Start

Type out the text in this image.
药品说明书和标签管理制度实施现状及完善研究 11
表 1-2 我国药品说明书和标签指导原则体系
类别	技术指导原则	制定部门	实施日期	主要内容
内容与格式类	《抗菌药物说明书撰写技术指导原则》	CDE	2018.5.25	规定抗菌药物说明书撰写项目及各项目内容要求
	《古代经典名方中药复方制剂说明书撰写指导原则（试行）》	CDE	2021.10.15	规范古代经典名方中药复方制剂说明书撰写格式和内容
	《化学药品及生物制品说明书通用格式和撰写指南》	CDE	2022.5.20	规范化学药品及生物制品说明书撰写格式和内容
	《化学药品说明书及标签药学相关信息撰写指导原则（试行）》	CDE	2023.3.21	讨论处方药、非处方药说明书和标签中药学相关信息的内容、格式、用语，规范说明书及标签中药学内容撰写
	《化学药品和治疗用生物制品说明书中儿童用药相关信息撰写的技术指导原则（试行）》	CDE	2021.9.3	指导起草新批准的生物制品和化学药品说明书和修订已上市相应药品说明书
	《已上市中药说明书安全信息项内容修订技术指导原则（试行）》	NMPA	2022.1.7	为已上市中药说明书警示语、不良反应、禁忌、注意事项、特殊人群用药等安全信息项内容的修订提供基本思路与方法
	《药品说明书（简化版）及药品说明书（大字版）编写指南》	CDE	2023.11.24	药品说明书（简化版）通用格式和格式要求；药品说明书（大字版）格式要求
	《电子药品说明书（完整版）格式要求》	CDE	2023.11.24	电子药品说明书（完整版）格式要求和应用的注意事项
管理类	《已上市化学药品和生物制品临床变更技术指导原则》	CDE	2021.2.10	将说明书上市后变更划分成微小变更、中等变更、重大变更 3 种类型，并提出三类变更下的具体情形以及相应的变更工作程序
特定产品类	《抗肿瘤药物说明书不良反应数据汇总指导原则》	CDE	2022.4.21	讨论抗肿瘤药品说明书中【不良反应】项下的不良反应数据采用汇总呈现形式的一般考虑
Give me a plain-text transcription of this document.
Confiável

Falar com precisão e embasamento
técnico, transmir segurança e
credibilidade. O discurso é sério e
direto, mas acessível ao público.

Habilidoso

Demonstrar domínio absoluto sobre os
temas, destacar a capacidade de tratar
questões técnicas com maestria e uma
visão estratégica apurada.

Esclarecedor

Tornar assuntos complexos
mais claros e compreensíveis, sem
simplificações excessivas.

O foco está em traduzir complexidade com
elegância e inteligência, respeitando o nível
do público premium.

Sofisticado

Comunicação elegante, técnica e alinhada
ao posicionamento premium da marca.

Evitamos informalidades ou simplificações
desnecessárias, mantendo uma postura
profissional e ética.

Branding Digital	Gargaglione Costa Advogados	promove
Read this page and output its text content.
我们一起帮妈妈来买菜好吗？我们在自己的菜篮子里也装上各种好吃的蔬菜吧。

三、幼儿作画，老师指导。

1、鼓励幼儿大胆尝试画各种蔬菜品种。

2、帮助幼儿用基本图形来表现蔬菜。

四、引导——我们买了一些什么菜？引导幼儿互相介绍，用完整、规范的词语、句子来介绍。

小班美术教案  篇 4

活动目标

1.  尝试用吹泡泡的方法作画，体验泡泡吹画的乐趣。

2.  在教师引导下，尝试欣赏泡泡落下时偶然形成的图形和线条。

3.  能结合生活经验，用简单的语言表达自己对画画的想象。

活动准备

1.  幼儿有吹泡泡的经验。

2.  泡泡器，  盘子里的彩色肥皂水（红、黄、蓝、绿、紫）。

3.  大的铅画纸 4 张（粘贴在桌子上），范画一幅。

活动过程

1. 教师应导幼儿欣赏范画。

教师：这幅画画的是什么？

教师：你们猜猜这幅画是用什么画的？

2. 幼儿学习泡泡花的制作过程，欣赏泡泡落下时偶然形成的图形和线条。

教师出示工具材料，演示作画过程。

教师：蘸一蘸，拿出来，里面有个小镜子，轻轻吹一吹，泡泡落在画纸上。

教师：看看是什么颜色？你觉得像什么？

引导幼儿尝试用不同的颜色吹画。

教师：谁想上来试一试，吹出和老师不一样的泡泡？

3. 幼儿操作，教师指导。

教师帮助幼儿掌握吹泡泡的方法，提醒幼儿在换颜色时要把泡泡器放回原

End

Only the number is needed here: how many lines of the records contain "simplificações"?

2